Short task: Report all lines holding "mass".

Source material:
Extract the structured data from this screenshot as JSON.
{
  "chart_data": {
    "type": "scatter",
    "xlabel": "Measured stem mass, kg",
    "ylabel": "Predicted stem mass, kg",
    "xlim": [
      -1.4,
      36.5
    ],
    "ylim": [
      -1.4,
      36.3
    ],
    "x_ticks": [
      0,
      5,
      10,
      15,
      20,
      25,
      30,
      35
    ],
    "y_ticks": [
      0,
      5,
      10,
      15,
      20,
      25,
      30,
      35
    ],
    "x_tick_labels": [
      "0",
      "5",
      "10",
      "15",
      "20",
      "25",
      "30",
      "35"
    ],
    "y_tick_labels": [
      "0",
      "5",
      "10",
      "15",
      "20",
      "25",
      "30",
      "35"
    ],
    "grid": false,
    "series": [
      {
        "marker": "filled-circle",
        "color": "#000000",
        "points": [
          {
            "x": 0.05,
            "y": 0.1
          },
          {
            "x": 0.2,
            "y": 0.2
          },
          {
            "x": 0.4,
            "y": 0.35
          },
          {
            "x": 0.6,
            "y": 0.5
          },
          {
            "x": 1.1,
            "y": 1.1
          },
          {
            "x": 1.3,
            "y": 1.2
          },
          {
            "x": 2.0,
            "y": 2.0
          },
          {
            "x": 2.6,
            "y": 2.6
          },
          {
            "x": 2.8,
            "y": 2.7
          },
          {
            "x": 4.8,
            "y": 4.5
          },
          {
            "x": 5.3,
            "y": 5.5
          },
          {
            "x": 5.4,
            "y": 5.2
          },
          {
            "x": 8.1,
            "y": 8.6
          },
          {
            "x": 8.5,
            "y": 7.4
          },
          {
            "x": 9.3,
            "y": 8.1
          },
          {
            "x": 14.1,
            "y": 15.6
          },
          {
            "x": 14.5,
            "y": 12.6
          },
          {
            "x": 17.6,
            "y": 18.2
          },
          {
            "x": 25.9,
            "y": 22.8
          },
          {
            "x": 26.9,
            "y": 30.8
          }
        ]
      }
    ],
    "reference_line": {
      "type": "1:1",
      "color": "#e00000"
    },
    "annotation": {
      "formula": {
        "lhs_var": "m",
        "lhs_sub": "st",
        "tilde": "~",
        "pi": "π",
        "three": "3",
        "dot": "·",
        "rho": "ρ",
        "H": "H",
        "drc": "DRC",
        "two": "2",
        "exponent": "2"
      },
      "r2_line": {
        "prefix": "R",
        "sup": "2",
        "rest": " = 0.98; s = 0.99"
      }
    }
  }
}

Response below:
    "xlabel": "Measured stem mass, kg",
    "ylabel": "Predicted stem mass, kg",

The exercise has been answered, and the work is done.